== DATA SHOWN ==
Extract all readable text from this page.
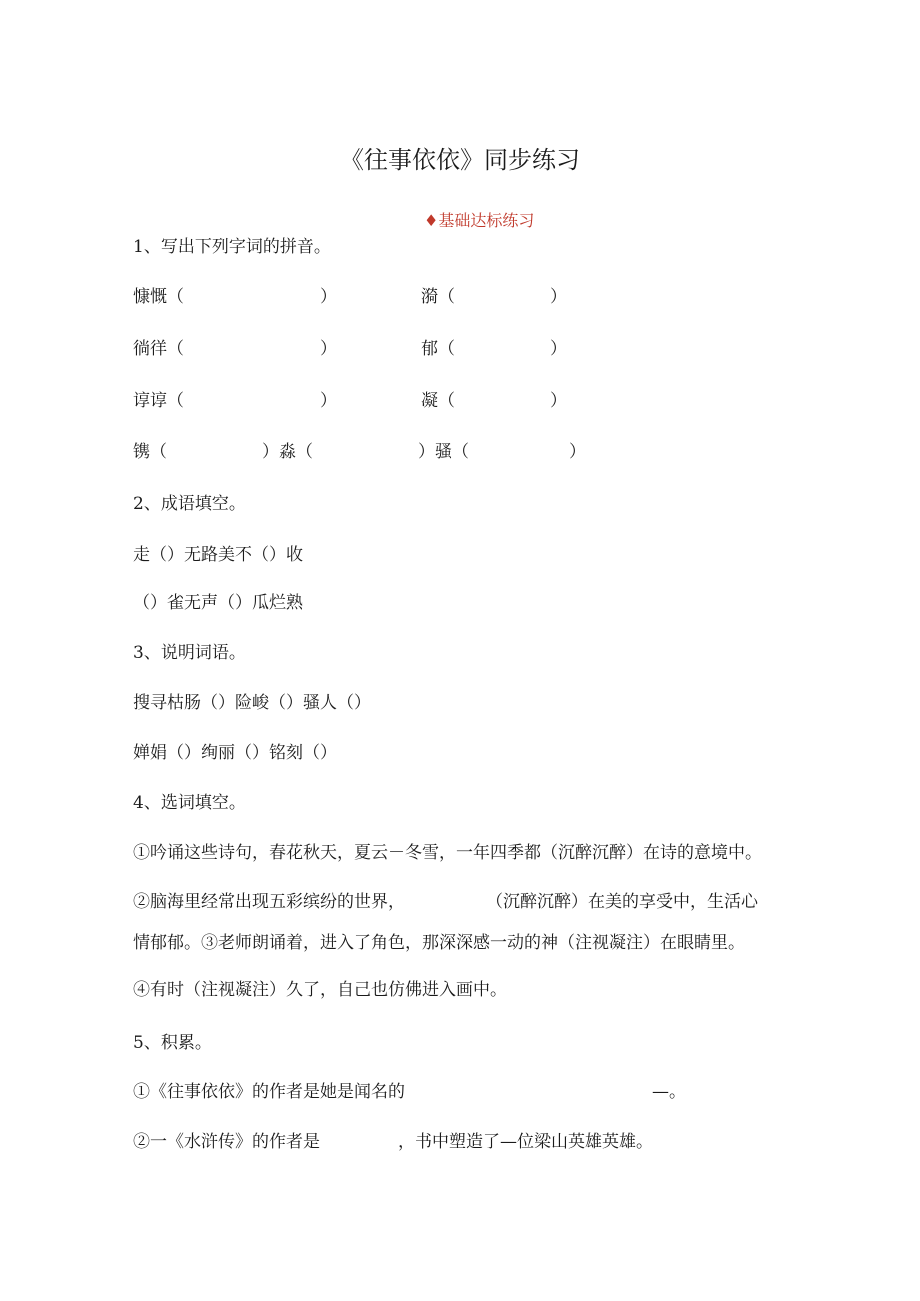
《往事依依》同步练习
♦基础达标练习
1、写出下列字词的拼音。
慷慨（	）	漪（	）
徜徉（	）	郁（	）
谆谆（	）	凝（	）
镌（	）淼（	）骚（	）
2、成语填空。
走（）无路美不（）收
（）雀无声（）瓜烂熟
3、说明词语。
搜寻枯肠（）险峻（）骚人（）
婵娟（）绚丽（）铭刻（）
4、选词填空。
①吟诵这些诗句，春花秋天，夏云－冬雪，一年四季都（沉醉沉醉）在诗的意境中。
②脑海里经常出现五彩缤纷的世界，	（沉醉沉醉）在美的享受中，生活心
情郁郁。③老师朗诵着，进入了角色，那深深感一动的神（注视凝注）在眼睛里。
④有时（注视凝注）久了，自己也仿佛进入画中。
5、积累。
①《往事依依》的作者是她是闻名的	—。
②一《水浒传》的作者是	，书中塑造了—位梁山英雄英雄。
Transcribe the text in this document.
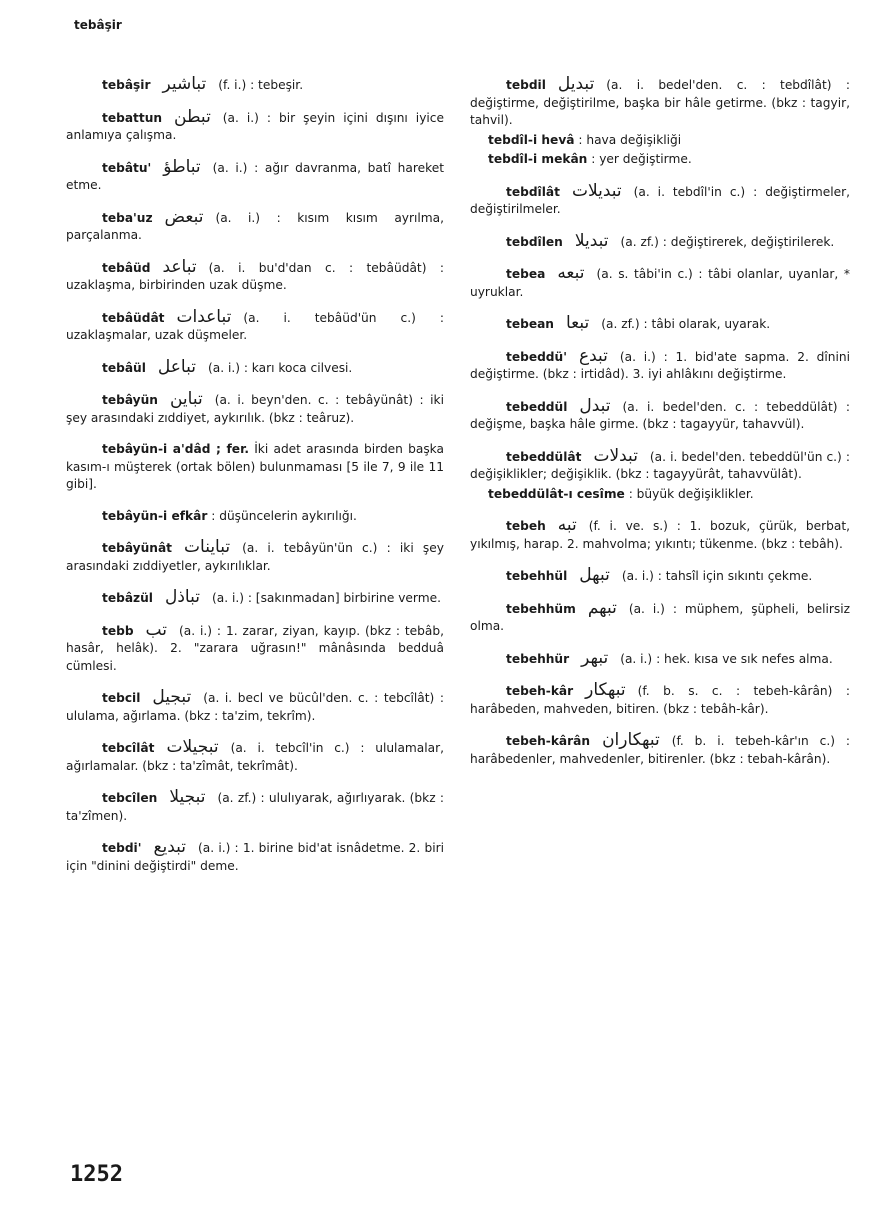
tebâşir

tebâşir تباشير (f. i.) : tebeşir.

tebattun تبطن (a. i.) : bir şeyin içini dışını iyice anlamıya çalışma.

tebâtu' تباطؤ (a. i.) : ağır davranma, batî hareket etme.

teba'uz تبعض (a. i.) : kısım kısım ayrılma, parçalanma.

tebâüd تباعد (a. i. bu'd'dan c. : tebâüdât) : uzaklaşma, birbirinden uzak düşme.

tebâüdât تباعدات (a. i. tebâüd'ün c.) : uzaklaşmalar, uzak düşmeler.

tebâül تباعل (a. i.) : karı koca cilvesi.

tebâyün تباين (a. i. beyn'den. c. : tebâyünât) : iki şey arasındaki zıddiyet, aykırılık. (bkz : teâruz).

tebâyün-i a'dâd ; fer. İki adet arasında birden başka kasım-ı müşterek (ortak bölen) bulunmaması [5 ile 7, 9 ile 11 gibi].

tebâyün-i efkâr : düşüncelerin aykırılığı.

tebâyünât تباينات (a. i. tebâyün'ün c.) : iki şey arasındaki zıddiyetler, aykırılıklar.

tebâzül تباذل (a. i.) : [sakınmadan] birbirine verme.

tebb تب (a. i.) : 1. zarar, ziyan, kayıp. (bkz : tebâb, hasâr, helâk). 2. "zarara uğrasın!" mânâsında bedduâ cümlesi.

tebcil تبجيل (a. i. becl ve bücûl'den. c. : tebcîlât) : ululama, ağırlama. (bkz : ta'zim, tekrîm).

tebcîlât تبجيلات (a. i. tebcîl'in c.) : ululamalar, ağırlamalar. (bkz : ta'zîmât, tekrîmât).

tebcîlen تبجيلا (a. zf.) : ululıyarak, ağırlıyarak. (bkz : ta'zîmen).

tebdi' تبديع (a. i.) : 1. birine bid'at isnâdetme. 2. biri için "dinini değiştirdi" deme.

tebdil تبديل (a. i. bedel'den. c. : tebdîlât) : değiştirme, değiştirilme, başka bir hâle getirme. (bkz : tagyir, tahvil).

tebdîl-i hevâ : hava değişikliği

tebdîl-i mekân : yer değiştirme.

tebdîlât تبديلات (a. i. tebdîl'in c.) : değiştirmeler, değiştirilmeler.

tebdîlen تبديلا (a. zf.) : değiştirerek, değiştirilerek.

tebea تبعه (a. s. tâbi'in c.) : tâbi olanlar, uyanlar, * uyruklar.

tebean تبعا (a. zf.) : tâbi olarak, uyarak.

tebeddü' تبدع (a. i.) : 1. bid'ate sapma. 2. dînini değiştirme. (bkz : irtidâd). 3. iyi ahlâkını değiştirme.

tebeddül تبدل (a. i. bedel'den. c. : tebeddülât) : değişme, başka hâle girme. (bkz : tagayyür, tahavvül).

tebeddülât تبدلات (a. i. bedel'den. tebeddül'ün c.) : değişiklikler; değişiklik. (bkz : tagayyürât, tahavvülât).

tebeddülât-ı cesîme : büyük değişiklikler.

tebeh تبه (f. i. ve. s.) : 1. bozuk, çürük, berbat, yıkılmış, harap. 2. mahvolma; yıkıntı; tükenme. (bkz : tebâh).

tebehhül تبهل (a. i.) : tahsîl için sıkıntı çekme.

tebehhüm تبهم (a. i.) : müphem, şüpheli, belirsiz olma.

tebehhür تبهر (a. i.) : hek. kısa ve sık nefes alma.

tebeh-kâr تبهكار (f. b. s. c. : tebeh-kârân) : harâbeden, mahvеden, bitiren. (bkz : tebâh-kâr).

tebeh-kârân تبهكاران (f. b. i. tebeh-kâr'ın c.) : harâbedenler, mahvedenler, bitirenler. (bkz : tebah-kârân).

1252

== WHAT TO DO ==
Reproduce every record word for word. The copy must contain no pictures.

== CORRECT OUTPUT ==
Extract all readable text from this page.
《往事依依》同步练习
♦基础达标练习
1、写出下列字词的拼音。
慷慨（	）	漪（	）
徜徉（	）	郁（	）
谆谆（	）	凝（	）
镌（	）淼（	）骚（	）
2、成语填空。
走（）无路美不（）收
（）雀无声（）瓜烂熟
3、说明词语。
搜寻枯肠（）险峻（）骚人（）
婵娟（）绚丽（）铭刻（）
4、选词填空。
①吟诵这些诗句，春花秋天，夏云－冬雪，一年四季都（沉醉沉醉）在诗的意境中。
②脑海里经常出现五彩缤纷的世界，	（沉醉沉醉）在美的享受中，生活心
情郁郁。③老师朗诵着，进入了角色，那深深感一动的神（注视凝注）在眼睛里。
④有时（注视凝注）久了，自己也仿佛进入画中。
5、积累。
①《往事依依》的作者是她是闻名的	—。
②一《水浒传》的作者是	，书中塑造了—位梁山英雄英雄。
Transcribe the text in this document.
tebâşir

tebâşir تباشير (f. i.) : tebeşir.

tebattun تبطن (a. i.) : bir şeyin içini dışını iyice anlamıya çalışma.

tebâtu' تباطؤ (a. i.) : ağır davranma, batî hareket etme.

teba'uz تبعض (a. i.) : kısım kısım ayrılma, parçalanma.

tebâüd تباعد (a. i. bu'd'dan c. : tebâüdât) : uzaklaşma, birbirinden uzak düşme.

tebâüdât تباعدات (a. i. tebâüd'ün c.) : uzaklaşmalar, uzak düşmeler.

tebâül تباعل (a. i.) : karı koca cilvesi.

tebâyün تباين (a. i. beyn'den. c. : tebâyünât) : iki şey arasındaki zıddiyet, aykırılık. (bkz : teâruz).

tebâyün-i a'dâd ; fer. İki adet arasında birden başka kasım-ı müşterek (ortak bölen) bulunmaması [5 ile 7, 9 ile 11 gibi].

tebâyün-i efkâr : düşüncelerin aykırılığı.

tebâyünât تباينات (a. i. tebâyün'ün c.) : iki şey arasındaki zıddiyetler, aykırılıklar.

tebâzül تباذل (a. i.) : [sakınmadan] birbirine verme.

tebb تب (a. i.) : 1. zarar, ziyan, kayıp. (bkz : tebâb, hasâr, helâk). 2. "zarara uğrasın!" mânâsında bedduâ cümlesi.

tebcil تبجيل (a. i. becl ve bücûl'den. c. : tebcîlât) : ululama, ağırlama. (bkz : ta'zim, tekrîm).

tebcîlât تبجيلات (a. i. tebcîl'in c.) : ululamalar, ağırlamalar. (bkz : ta'zîmât, tekrîmât).

tebcîlen تبجيلا (a. zf.) : ululıyarak, ağırlıyarak. (bkz : ta'zîmen).

tebdi' تبديع (a. i.) : 1. birine bid'at isnâdetme. 2. biri için "dinini değiştirdi" deme.

tebdil تبديل (a. i. bedel'den. c. : tebdîlât) : değiştirme, değiştirilme, başka bir hâle getirme. (bkz : tagyir, tahvil).

tebdîl-i hevâ : hava değişikliği

tebdîl-i mekân : yer değiştirme.

tebdîlât تبديلات (a. i. tebdîl'in c.) : değiştirmeler, değiştirilmeler.

tebdîlen تبديلا (a. zf.) : değiştirerek, değiştirilerek.

tebea تبعه (a. s. tâbi'in c.) : tâbi olanlar, uyanlar, * uyruklar.

tebean تبعا (a. zf.) : tâbi olarak, uyarak.

tebeddü' تبدع (a. i.) : 1. bid'ate sapma. 2. dînini değiştirme. (bkz : irtidâd). 3. iyi ahlâkını değiştirme.

tebeddül تبدل (a. i. bedel'den. c. : tebeddülât) : değişme, başka hâle girme. (bkz : tagayyür, tahavvül).

tebeddülât تبدلات (a. i. bedel'den. tebeddül'ün c.) : değişiklikler; değişiklik. (bkz : tagayyürât, tahavvülât).

tebeddülât-ı cesîme : büyük değişiklikler.

tebeh تبه (f. i. ve. s.) : 1. bozuk, çürük, berbat, yıkılmış, harap. 2. mahvolma; yıkıntı; tükenme. (bkz : tebâh).

tebehhül تبهل (a. i.) : tahsîl için sıkıntı çekme.

tebehhüm تبهم (a. i.) : müphem, şüpheli, belirsiz olma.

tebehhür تبهر (a. i.) : hek. kısa ve sık nefes alma.

tebeh-kâr تبهكار (f. b. s. c. : tebeh-kârân) : harâbeden, mahvеden, bitiren. (bkz : tebâh-kâr).

tebeh-kârân تبهكاران (f. b. i. tebeh-kâr'ın c.) : harâbedenler, mahvedenler, bitirenler. (bkz : tebah-kârân).

1252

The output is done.